-- RECORDS FOR PROCESSING start --

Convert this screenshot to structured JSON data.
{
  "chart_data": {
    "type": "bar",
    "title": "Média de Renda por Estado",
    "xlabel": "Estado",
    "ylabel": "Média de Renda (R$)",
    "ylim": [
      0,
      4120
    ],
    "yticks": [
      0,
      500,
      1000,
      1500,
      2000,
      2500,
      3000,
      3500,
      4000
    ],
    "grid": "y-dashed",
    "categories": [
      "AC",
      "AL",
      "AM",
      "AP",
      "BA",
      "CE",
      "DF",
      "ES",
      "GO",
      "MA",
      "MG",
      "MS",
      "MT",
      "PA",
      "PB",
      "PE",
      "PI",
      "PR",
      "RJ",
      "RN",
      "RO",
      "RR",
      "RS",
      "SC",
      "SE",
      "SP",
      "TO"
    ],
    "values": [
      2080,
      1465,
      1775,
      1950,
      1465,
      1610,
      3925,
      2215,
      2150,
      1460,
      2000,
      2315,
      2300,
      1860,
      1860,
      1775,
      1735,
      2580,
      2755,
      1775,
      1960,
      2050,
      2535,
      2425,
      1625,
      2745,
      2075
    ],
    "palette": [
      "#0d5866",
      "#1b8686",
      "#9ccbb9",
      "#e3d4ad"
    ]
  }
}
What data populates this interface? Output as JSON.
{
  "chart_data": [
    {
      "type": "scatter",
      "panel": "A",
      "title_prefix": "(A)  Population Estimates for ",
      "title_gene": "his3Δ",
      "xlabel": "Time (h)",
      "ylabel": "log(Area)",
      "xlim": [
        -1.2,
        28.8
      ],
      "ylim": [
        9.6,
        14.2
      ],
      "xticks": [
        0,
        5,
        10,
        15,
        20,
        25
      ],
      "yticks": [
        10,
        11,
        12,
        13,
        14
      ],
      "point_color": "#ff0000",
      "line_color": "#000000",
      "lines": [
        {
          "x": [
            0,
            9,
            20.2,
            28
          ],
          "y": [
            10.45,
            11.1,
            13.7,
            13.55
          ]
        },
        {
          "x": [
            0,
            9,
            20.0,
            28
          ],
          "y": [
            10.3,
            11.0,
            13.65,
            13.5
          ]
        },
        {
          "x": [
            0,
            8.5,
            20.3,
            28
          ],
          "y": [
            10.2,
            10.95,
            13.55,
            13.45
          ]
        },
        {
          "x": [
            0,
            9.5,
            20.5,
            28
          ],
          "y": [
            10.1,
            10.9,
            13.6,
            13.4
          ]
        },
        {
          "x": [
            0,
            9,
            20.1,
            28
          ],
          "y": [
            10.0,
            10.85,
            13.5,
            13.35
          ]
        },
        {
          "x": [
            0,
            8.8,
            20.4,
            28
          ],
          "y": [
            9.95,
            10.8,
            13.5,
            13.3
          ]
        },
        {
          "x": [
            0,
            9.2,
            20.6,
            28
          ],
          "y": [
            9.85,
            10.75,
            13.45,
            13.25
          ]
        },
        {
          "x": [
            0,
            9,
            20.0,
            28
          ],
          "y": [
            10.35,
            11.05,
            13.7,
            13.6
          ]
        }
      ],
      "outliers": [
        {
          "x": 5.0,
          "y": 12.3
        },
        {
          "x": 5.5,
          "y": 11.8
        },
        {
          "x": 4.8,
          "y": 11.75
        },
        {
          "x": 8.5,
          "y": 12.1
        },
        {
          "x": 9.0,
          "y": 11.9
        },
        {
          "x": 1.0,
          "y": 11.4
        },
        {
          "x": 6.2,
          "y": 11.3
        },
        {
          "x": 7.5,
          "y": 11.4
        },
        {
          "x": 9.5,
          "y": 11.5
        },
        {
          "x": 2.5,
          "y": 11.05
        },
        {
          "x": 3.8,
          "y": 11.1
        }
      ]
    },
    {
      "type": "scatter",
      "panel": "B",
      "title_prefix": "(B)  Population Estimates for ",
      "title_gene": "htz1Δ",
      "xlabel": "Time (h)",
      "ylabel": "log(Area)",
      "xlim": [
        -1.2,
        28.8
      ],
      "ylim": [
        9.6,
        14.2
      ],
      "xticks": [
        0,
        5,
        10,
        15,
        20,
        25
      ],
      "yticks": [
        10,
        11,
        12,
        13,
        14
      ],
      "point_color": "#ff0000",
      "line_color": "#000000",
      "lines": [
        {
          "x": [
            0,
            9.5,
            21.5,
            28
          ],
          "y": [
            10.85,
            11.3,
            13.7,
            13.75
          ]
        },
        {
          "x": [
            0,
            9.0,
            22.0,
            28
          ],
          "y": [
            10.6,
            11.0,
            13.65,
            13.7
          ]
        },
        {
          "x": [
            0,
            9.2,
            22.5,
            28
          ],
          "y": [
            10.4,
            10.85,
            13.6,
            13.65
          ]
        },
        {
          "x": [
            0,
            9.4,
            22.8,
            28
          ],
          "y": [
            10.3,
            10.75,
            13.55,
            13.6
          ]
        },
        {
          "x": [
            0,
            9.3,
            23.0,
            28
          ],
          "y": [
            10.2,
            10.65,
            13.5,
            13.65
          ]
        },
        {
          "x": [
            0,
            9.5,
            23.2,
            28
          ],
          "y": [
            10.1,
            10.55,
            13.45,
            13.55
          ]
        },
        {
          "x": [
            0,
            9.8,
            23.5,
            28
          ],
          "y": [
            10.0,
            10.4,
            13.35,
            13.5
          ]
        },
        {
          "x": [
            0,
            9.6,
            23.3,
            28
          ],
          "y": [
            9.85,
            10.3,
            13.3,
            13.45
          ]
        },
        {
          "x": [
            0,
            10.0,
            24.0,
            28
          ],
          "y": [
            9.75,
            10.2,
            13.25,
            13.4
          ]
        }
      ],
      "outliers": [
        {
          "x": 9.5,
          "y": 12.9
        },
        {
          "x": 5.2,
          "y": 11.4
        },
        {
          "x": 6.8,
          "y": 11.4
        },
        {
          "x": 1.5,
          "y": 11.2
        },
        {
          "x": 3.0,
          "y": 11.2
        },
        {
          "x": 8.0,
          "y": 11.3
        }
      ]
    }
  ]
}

-- RECORDS FOR PROCESSING end --

** TASK DIRECTIONS **
Type out the entries again, word for word.

** COMPLETED EXERCISE **
Convert this screenshot to structured JSON data.
{
  "chart_data": {
    "type": "bar",
    "title": "Média de Renda por Estado",
    "xlabel": "Estado",
    "ylabel": "Média de Renda (R$)",
    "ylim": [
      0,
      4120
    ],
    "yticks": [
      0,
      500,
      1000,
      1500,
      2000,
      2500,
      3000,
      3500,
      4000
    ],
    "grid": "y-dashed",
    "categories": [
      "AC",
      "AL",
      "AM",
      "AP",
      "BA",
      "CE",
      "DF",
      "ES",
      "GO",
      "MA",
      "MG",
      "MS",
      "MT",
      "PA",
      "PB",
      "PE",
      "PI",
      "PR",
      "RJ",
      "RN",
      "RO",
      "RR",
      "RS",
      "SC",
      "SE",
      "SP",
      "TO"
    ],
    "values": [
      2080,
      1465,
      1775,
      1950,
      1465,
      1610,
      3925,
      2215,
      2150,
      1460,
      2000,
      2315,
      2300,
      1860,
      1860,
      1775,
      1735,
      2580,
      2755,
      1775,
      1960,
      2050,
      2535,
      2425,
      1625,
      2745,
      2075
    ],
    "palette": [
      "#0d5866",
      "#1b8686",
      "#9ccbb9",
      "#e3d4ad"
    ]
  }
}
What data populates this interface? Output as JSON.
{
  "chart_data": [
    {
      "type": "scatter",
      "panel": "A",
      "title_prefix": "(A)  Population Estimates for ",
      "title_gene": "his3Δ",
      "xlabel": "Time (h)",
      "ylabel": "log(Area)",
      "xlim": [
        -1.2,
        28.8
      ],
      "ylim": [
        9.6,
        14.2
      ],
      "xticks": [
        0,
        5,
        10,
        15,
        20,
        25
      ],
      "yticks": [
        10,
        11,
        12,
        13,
        14
      ],
      "point_color": "#ff0000",
      "line_color": "#000000",
      "lines": [
        {
          "x": [
            0,
            9,
            20.2,
            28
          ],
          "y": [
            10.45,
            11.1,
            13.7,
            13.55
          ]
        },
        {
          "x": [
            0,
            9,
            20.0,
            28
          ],
          "y": [
            10.3,
            11.0,
            13.65,
            13.5
          ]
        },
        {
          "x": [
            0,
            8.5,
            20.3,
            28
          ],
          "y": [
            10.2,
            10.95,
            13.55,
            13.45
          ]
        },
        {
          "x": [
            0,
            9.5,
            20.5,
            28
          ],
          "y": [
            10.1,
            10.9,
            13.6,
            13.4
          ]
        },
        {
          "x": [
            0,
            9,
            20.1,
            28
          ],
          "y": [
            10.0,
            10.85,
            13.5,
            13.35
          ]
        },
        {
          "x": [
            0,
            8.8,
            20.4,
            28
          ],
          "y": [
            9.95,
            10.8,
            13.5,
            13.3
          ]
        },
        {
          "x": [
            0,
            9.2,
            20.6,
            28
          ],
          "y": [
            9.85,
            10.75,
            13.45,
            13.25
          ]
        },
        {
          "x": [
            0,
            9,
            20.0,
            28
          ],
          "y": [
            10.35,
            11.05,
            13.7,
            13.6
          ]
        }
      ],
      "outliers": [
        {
          "x": 5.0,
          "y": 12.3
        },
        {
          "x": 5.5,
          "y": 11.8
        },
        {
          "x": 4.8,
          "y": 11.75
        },
        {
          "x": 8.5,
          "y": 12.1
        },
        {
          "x": 9.0,
          "y": 11.9
        },
        {
          "x": 1.0,
          "y": 11.4
        },
        {
          "x": 6.2,
          "y": 11.3
        },
        {
          "x": 7.5,
          "y": 11.4
        },
        {
          "x": 9.5,
          "y": 11.5
        },
        {
          "x": 2.5,
          "y": 11.05
        },
        {
          "x": 3.8,
          "y": 11.1
        }
      ]
    },
    {
      "type": "scatter",
      "panel": "B",
      "title_prefix": "(B)  Population Estimates for ",
      "title_gene": "htz1Δ",
      "xlabel": "Time (h)",
      "ylabel": "log(Area)",
      "xlim": [
        -1.2,
        28.8
      ],
      "ylim": [
        9.6,
        14.2
      ],
      "xticks": [
        0,
        5,
        10,
        15,
        20,
        25
      ],
      "yticks": [
        10,
        11,
        12,
        13,
        14
      ],
      "point_color": "#ff0000",
      "line_color": "#000000",
      "lines": [
        {
          "x": [
            0,
            9.5,
            21.5,
            28
          ],
          "y": [
            10.85,
            11.3,
            13.7,
            13.75
          ]
        },
        {
          "x": [
            0,
            9.0,
            22.0,
            28
          ],
          "y": [
            10.6,
            11.0,
            13.65,
            13.7
          ]
        },
        {
          "x": [
            0,
            9.2,
            22.5,
            28
          ],
          "y": [
            10.4,
            10.85,
            13.6,
            13.65
          ]
        },
        {
          "x": [
            0,
            9.4,
            22.8,
            28
          ],
          "y": [
            10.3,
            10.75,
            13.55,
            13.6
          ]
        },
        {
          "x": [
            0,
            9.3,
            23.0,
            28
          ],
          "y": [
            10.2,
            10.65,
            13.5,
            13.65
          ]
        },
        {
          "x": [
            0,
            9.5,
            23.2,
            28
          ],
          "y": [
            10.1,
            10.55,
            13.45,
            13.55
          ]
        },
        {
          "x": [
            0,
            9.8,
            23.5,
            28
          ],
          "y": [
            10.0,
            10.4,
            13.35,
            13.5
          ]
        },
        {
          "x": [
            0,
            9.6,
            23.3,
            28
          ],
          "y": [
            9.85,
            10.3,
            13.3,
            13.45
          ]
        },
        {
          "x": [
            0,
            10.0,
            24.0,
            28
          ],
          "y": [
            9.75,
            10.2,
            13.25,
            13.4
          ]
        }
      ],
      "outliers": [
        {
          "x": 9.5,
          "y": 12.9
        },
        {
          "x": 5.2,
          "y": 11.4
        },
        {
          "x": 6.8,
          "y": 11.4
        },
        {
          "x": 1.5,
          "y": 11.2
        },
        {
          "x": 3.0,
          "y": 11.2
        },
        {
          "x": 8.0,
          "y": 11.3
        }
      ]
    }
  ]
}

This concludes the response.